### Your instructions
Write out every entry precisely as given, leaving the pictures out.
——
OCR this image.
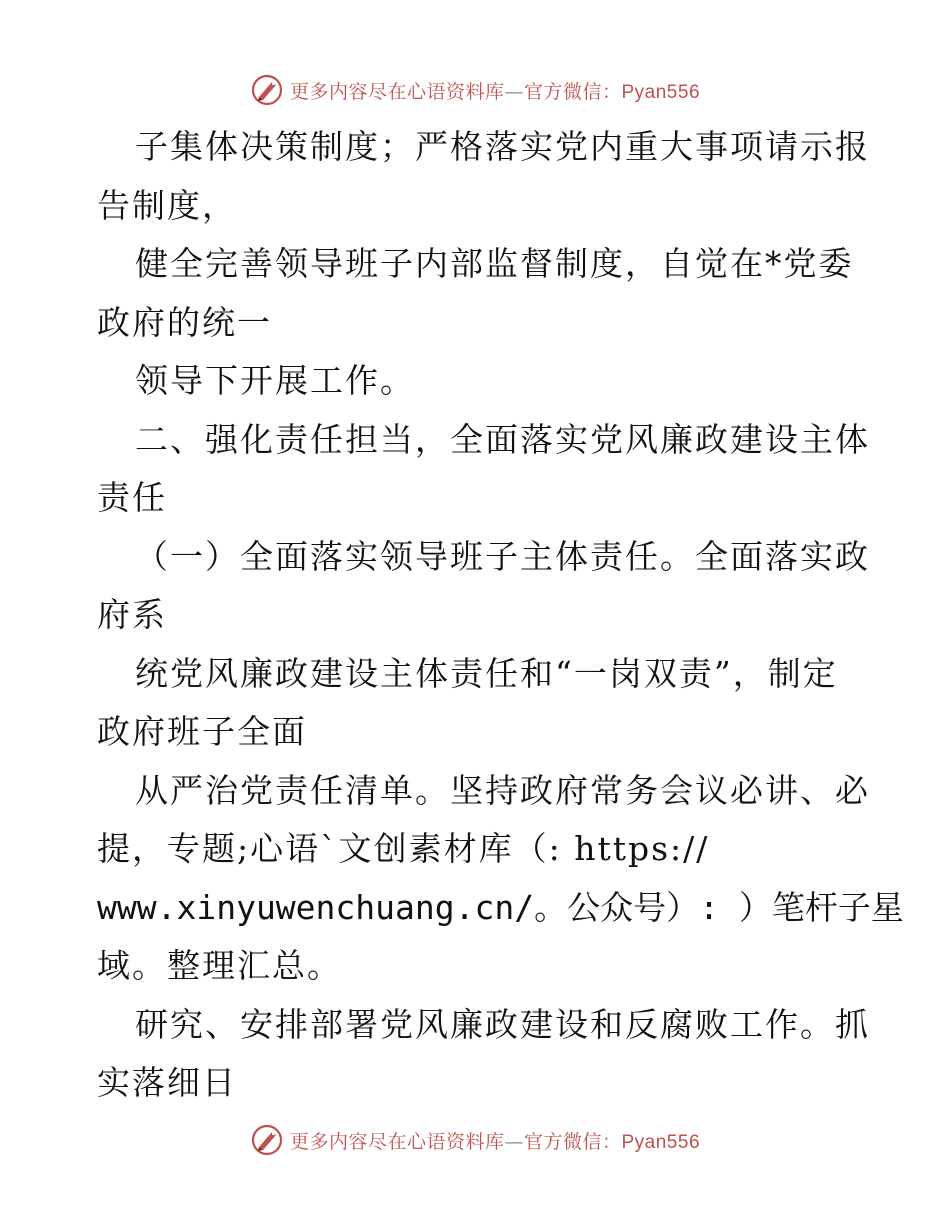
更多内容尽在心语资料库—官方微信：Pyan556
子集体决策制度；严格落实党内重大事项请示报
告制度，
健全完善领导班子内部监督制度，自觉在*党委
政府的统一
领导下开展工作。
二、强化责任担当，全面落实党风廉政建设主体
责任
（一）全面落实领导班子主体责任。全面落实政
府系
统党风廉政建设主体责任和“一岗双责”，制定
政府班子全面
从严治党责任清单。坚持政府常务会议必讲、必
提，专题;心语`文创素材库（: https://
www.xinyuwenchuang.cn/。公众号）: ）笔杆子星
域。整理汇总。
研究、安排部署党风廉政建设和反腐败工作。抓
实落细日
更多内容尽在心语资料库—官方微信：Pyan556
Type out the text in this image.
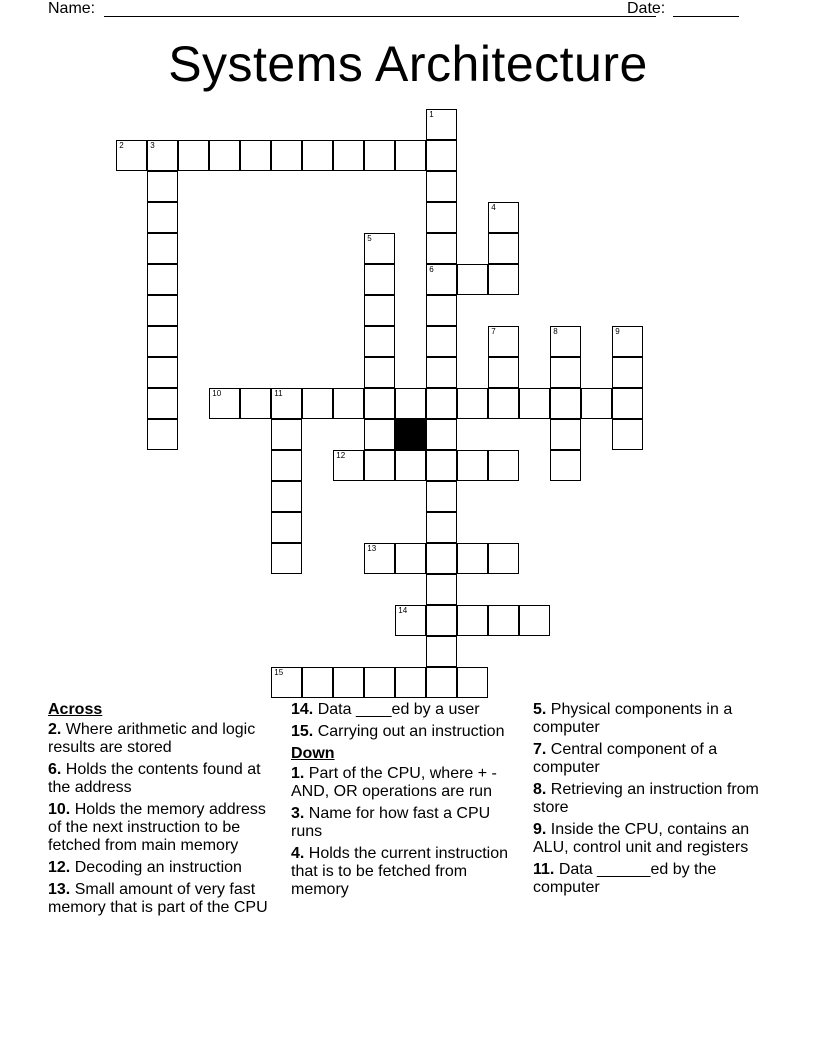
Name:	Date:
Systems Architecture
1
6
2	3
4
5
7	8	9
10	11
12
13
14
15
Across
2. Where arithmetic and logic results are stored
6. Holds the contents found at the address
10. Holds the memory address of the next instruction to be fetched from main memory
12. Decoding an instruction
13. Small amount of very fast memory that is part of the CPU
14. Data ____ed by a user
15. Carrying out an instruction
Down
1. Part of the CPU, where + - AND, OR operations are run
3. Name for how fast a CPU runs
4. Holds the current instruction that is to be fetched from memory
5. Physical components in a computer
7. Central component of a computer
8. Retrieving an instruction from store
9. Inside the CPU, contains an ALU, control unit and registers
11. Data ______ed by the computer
——
### Output below
OCR this image.
更多内容尽在心语资料库—官方微信：Pyan556
子集体决策制度；严格落实党内重大事项请示报
告制度，
健全完善领导班子内部监督制度，自觉在*党委
政府的统一
领导下开展工作。
二、强化责任担当，全面落实党风廉政建设主体
责任
（一）全面落实领导班子主体责任。全面落实政
府系
统党风廉政建设主体责任和“一岗双责”，制定
政府班子全面
从严治党责任清单。坚持政府常务会议必讲、必
提，专题;心语`文创素材库（: https://
www.xinyuwenchuang.cn/。公众号）: ）笔杆子星
域。整理汇总。
研究、安排部署党风廉政建设和反腐败工作。抓
实落细日
更多内容尽在心语资料库—官方微信：Pyan556
Type out the text in this image.
Name:	Date:
Systems Architecture
1
6
2	3
4
5
7	8	9
10	11
12
13
14
15
Across
2. Where arithmetic and logic results are stored
6. Holds the contents found at the address
10. Holds the memory address of the next instruction to be fetched from main memory
12. Decoding an instruction
13. Small amount of very fast memory that is part of the CPU
14. Data ____ed by a user
15. Carrying out an instruction
Down
1. Part of the CPU, where + - AND, OR operations are run
3. Name for how fast a CPU runs
4. Holds the current instruction that is to be fetched from memory
5. Physical components in a computer
7. Central component of a computer
8. Retrieving an instruction from store
9. Inside the CPU, contains an ALU, control unit and registers
11. Data ______ed by the computer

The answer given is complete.